What needs to be done:
Look through the listing below and work out how many of its lines hold the word "الله". Give only the number.

Dataset items:
══════════════════════════════
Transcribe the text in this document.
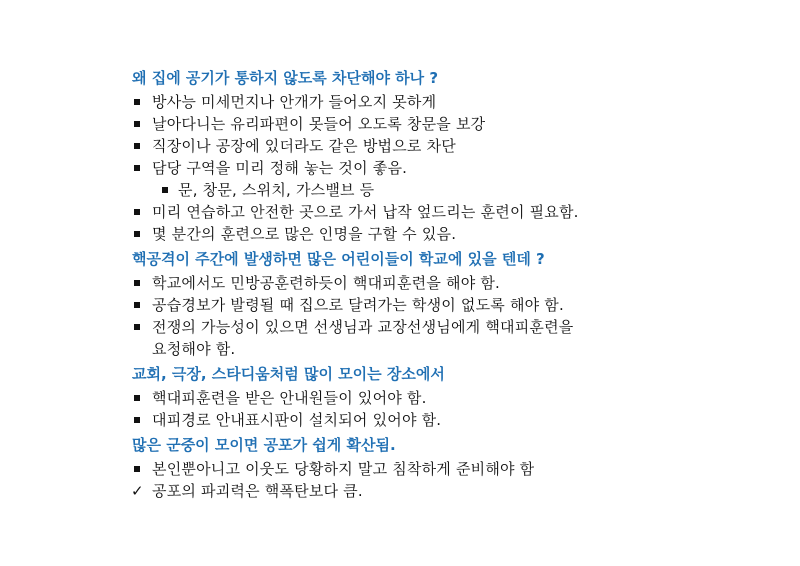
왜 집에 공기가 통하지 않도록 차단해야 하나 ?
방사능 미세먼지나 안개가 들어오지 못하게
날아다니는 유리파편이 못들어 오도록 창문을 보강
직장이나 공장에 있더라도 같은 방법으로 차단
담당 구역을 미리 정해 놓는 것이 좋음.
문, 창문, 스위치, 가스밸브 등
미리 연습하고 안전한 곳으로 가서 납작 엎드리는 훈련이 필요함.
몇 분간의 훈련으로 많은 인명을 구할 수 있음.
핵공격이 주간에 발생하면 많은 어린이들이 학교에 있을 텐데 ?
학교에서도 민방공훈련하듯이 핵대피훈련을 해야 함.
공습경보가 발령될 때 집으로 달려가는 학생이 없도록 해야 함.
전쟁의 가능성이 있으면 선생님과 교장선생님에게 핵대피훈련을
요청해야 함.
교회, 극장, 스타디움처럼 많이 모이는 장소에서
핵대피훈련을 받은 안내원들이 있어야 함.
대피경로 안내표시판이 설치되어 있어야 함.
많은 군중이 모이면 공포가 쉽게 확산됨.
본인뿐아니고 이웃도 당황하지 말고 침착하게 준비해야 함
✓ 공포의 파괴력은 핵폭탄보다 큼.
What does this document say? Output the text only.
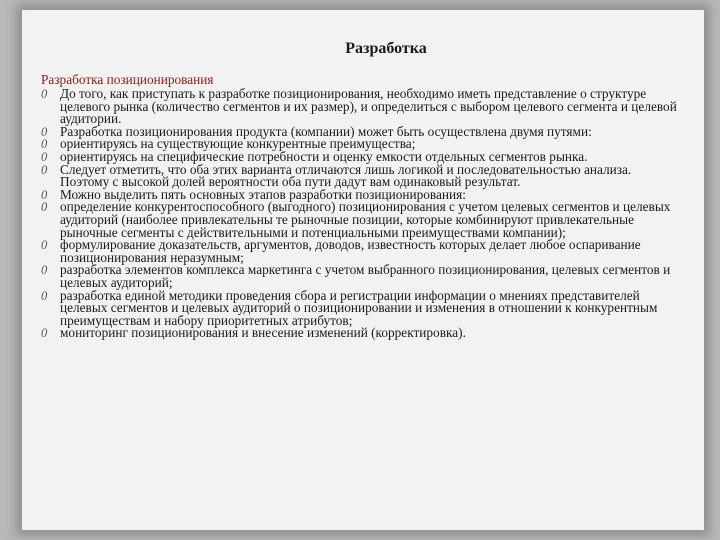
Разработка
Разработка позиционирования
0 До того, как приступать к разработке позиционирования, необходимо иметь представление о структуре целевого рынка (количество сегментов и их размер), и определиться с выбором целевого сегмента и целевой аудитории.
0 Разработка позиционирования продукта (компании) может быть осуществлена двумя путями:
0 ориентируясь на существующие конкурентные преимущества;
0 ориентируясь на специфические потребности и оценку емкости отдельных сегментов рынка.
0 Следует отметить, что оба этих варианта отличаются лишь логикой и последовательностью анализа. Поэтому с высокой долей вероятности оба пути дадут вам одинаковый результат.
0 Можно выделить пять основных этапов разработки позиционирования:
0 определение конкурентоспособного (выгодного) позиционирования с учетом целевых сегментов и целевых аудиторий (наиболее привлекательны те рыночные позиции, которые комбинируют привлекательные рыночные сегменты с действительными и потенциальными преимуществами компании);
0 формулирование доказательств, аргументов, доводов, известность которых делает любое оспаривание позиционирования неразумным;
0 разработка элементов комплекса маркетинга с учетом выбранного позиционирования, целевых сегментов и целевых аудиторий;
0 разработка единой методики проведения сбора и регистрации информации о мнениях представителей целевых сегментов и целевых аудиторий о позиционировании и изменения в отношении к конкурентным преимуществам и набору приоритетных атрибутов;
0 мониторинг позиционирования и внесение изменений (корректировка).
══════════════════════════════
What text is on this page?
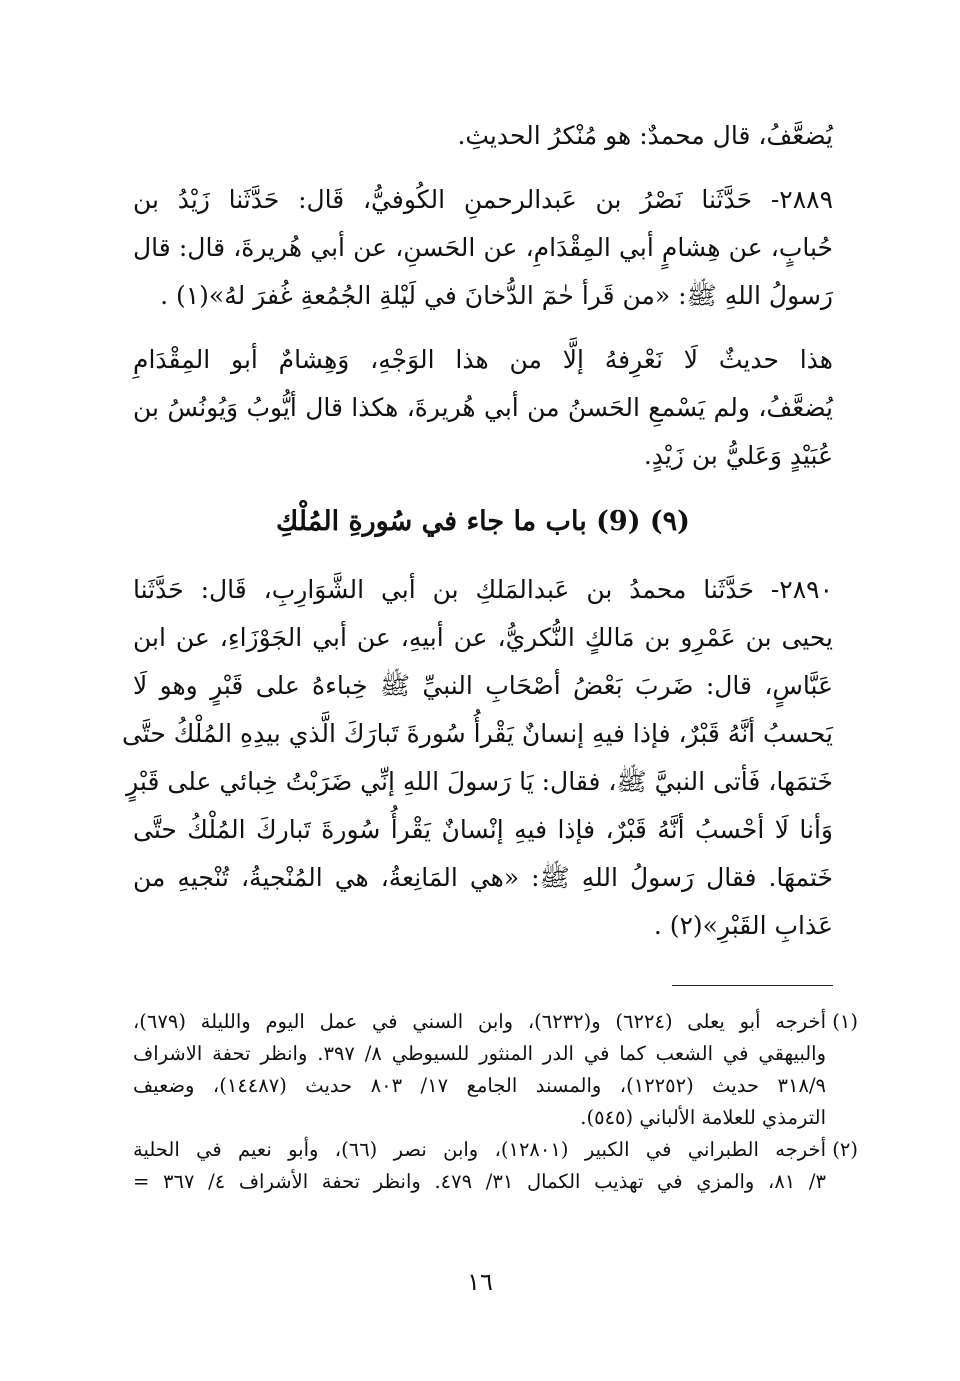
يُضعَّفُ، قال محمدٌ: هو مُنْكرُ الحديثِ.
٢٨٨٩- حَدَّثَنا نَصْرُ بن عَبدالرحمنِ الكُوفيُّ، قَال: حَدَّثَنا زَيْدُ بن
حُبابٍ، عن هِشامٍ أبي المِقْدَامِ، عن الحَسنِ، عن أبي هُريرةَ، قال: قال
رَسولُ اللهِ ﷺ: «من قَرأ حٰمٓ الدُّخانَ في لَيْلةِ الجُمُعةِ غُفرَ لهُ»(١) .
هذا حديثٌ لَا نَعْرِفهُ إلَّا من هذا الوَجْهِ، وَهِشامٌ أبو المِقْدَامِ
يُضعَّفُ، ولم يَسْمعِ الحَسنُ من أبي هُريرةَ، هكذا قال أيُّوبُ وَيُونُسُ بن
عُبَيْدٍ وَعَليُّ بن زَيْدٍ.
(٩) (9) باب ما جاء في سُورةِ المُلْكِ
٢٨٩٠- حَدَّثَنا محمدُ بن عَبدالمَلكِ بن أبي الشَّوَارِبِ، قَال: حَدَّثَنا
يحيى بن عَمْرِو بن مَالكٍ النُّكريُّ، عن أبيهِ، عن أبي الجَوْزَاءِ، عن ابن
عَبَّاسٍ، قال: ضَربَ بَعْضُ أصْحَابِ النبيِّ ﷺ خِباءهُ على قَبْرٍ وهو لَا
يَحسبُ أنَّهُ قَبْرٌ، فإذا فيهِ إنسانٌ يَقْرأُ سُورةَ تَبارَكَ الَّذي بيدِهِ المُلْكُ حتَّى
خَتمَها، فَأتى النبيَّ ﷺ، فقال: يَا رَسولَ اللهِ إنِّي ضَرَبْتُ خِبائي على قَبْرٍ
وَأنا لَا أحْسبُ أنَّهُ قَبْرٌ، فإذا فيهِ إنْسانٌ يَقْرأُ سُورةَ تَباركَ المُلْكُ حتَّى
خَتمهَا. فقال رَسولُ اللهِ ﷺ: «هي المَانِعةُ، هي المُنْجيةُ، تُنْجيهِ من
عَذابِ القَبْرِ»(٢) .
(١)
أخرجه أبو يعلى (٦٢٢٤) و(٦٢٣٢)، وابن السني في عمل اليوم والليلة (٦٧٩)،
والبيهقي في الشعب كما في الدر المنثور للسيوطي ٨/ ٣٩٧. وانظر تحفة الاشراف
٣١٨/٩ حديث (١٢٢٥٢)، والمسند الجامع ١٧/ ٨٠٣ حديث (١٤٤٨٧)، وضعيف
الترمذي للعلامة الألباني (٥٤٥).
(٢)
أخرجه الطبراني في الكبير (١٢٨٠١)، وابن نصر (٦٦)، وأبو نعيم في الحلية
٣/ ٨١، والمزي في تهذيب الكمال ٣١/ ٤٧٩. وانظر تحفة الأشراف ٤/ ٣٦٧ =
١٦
══════════════════════════════
Exercise output:
3